EXERCISE BRIEF:
Copy every line of the material below word for word.

RECORDED DATA:
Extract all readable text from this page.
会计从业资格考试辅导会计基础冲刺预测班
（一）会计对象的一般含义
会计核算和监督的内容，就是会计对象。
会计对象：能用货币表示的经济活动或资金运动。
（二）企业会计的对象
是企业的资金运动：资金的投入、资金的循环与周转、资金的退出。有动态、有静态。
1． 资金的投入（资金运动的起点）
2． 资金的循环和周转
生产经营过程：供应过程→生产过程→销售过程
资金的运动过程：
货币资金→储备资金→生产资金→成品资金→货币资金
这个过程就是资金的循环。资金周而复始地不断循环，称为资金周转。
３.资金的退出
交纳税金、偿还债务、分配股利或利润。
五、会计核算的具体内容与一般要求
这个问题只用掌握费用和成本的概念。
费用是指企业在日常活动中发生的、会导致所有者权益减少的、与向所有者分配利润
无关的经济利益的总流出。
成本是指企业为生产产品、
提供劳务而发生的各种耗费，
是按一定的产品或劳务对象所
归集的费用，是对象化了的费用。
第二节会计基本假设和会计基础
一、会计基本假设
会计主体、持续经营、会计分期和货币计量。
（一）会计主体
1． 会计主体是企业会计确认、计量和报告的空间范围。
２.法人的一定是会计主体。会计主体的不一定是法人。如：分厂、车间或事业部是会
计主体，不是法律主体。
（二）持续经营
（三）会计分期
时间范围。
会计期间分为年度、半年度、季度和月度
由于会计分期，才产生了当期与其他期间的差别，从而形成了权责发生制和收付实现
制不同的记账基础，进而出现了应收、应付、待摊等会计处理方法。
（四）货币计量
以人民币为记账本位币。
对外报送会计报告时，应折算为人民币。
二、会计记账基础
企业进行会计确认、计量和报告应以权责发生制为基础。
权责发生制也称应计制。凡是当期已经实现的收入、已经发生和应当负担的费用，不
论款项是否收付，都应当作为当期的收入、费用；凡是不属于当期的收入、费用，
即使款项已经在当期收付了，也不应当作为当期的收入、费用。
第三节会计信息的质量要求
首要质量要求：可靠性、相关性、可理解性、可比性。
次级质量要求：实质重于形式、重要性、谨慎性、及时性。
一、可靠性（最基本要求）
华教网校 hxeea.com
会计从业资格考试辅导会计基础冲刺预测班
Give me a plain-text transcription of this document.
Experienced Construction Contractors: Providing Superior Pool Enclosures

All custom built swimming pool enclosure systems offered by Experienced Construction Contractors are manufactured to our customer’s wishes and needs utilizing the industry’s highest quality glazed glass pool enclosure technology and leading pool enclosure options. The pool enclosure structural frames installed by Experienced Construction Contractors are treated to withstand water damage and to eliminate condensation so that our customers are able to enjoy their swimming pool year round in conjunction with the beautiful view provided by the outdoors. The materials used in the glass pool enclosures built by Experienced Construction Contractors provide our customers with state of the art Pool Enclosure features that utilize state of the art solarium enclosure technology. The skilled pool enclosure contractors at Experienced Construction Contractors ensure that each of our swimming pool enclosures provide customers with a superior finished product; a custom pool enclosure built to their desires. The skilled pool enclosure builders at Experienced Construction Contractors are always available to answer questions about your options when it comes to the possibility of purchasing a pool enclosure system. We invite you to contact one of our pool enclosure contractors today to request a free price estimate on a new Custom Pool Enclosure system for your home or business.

TASK OUTPUT:
Extract all readable text from this page.
会计从业资格考试辅导会计基础冲刺预测班
（一）会计对象的一般含义
会计核算和监督的内容，就是会计对象。
会计对象：能用货币表示的经济活动或资金运动。
（二）企业会计的对象
是企业的资金运动：资金的投入、资金的循环与周转、资金的退出。有动态、有静态。
1． 资金的投入（资金运动的起点）
2． 资金的循环和周转
生产经营过程：供应过程→生产过程→销售过程
资金的运动过程：
货币资金→储备资金→生产资金→成品资金→货币资金
这个过程就是资金的循环。资金周而复始地不断循环，称为资金周转。
３.资金的退出
交纳税金、偿还债务、分配股利或利润。
五、会计核算的具体内容与一般要求
这个问题只用掌握费用和成本的概念。
费用是指企业在日常活动中发生的、会导致所有者权益减少的、与向所有者分配利润
无关的经济利益的总流出。
成本是指企业为生产产品、
提供劳务而发生的各种耗费，
是按一定的产品或劳务对象所
归集的费用，是对象化了的费用。
第二节会计基本假设和会计基础
一、会计基本假设
会计主体、持续经营、会计分期和货币计量。
（一）会计主体
1． 会计主体是企业会计确认、计量和报告的空间范围。
２.法人的一定是会计主体。会计主体的不一定是法人。如：分厂、车间或事业部是会
计主体，不是法律主体。
（二）持续经营
（三）会计分期
时间范围。
会计期间分为年度、半年度、季度和月度
由于会计分期，才产生了当期与其他期间的差别，从而形成了权责发生制和收付实现
制不同的记账基础，进而出现了应收、应付、待摊等会计处理方法。
（四）货币计量
以人民币为记账本位币。
对外报送会计报告时，应折算为人民币。
二、会计记账基础
企业进行会计确认、计量和报告应以权责发生制为基础。
权责发生制也称应计制。凡是当期已经实现的收入、已经发生和应当负担的费用，不
论款项是否收付，都应当作为当期的收入、费用；凡是不属于当期的收入、费用，
即使款项已经在当期收付了，也不应当作为当期的收入、费用。
第三节会计信息的质量要求
首要质量要求：可靠性、相关性、可理解性、可比性。
次级质量要求：实质重于形式、重要性、谨慎性、及时性。
一、可靠性（最基本要求）
华教网校 hxeea.com
会计从业资格考试辅导会计基础冲刺预测班
Give me a plain-text transcription of this document.
Experienced Construction Contractors: Providing Superior Pool Enclosures

All custom built swimming pool enclosure systems offered by Experienced Construction Contractors are manufactured to our customer’s wishes and needs utilizing the industry’s highest quality glazed glass pool enclosure technology and leading pool enclosure options. The pool enclosure structural frames installed by Experienced Construction Contractors are treated to withstand water damage and to eliminate condensation so that our customers are able to enjoy their swimming pool year round in conjunction with the beautiful view provided by the outdoors. The materials used in the glass pool enclosures built by Experienced Construction Contractors provide our customers with state of the art Pool Enclosure features that utilize state of the art solarium enclosure technology. The skilled pool enclosure contractors at Experienced Construction Contractors ensure that each of our swimming pool enclosures provide customers with a superior finished product; a custom pool enclosure built to their desires. The skilled pool enclosure builders at Experienced Construction Contractors are always available to answer questions about your options when it comes to the possibility of purchasing a pool enclosure system. We invite you to contact one of our pool enclosure contractors today to request a free price estimate on a new Custom Pool Enclosure system for your home or business.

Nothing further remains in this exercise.